## PROVIDED RECORDS

#####

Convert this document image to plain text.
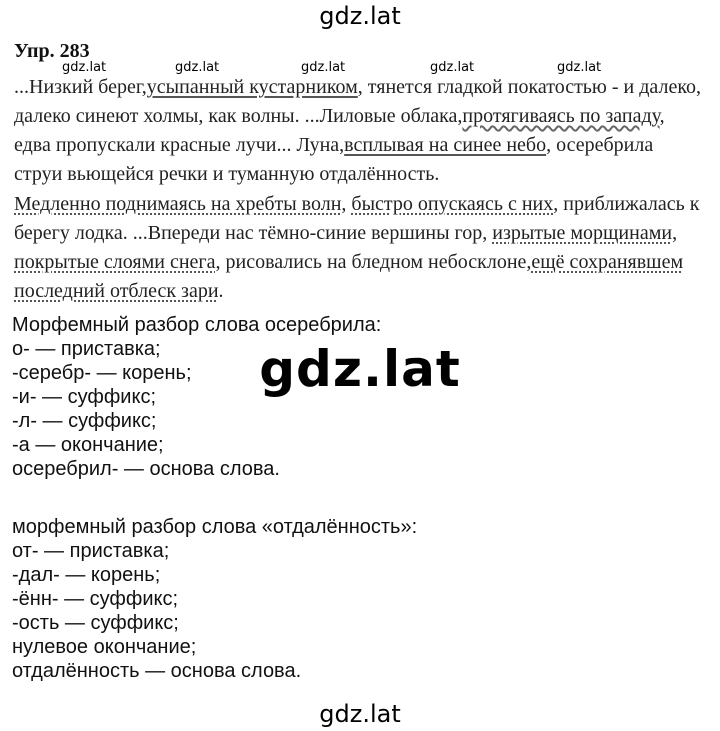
gdz.lat
Упр. 283
gdz.lat	gdz.lat	gdz.lat	gdz.lat	gdz.lat
...Низкий берег,усыпанный кустарником, тянется гладкой покатостью - и далеко,
далеко синеют холмы, как волны. ...Лиловые облака,протягиваясь по западу,
едва пропускали красные лучи... Луна,всплывая на синее небо, осеребрила
струи вьющейся речки и туманную отдалённость.
Медленно поднимаясь на хребты волн, быстро опускаясь с них, приближалась к
берегу лодка. ...Впереди нас тёмно-синие вершины гор, изрытые морщинами,
покрытые слоями снега, рисовались на бледном небосклоне,ещё сохранявшем
последний отблеск зари.
Морфемный разбор слова осеребрила:
о- — приставка;
-серебр- — корень;
-и- — суффикс;
-л- — суффикс;
-а — окончание;
осеребрил- — основа слова.
морфемный разбор слова «отдалённость»:
от- — приставка;
-дал- — корень;
-ённ- — суффикс;
-ость — суффикс;
нулевое окончание;
отдалённость — основа слова.
gdz.lat
gdz.lat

#####

Tally the lines of the material above that contain the word "осеребрила" and report the total alone.

## PROBLEM SOLUTION
2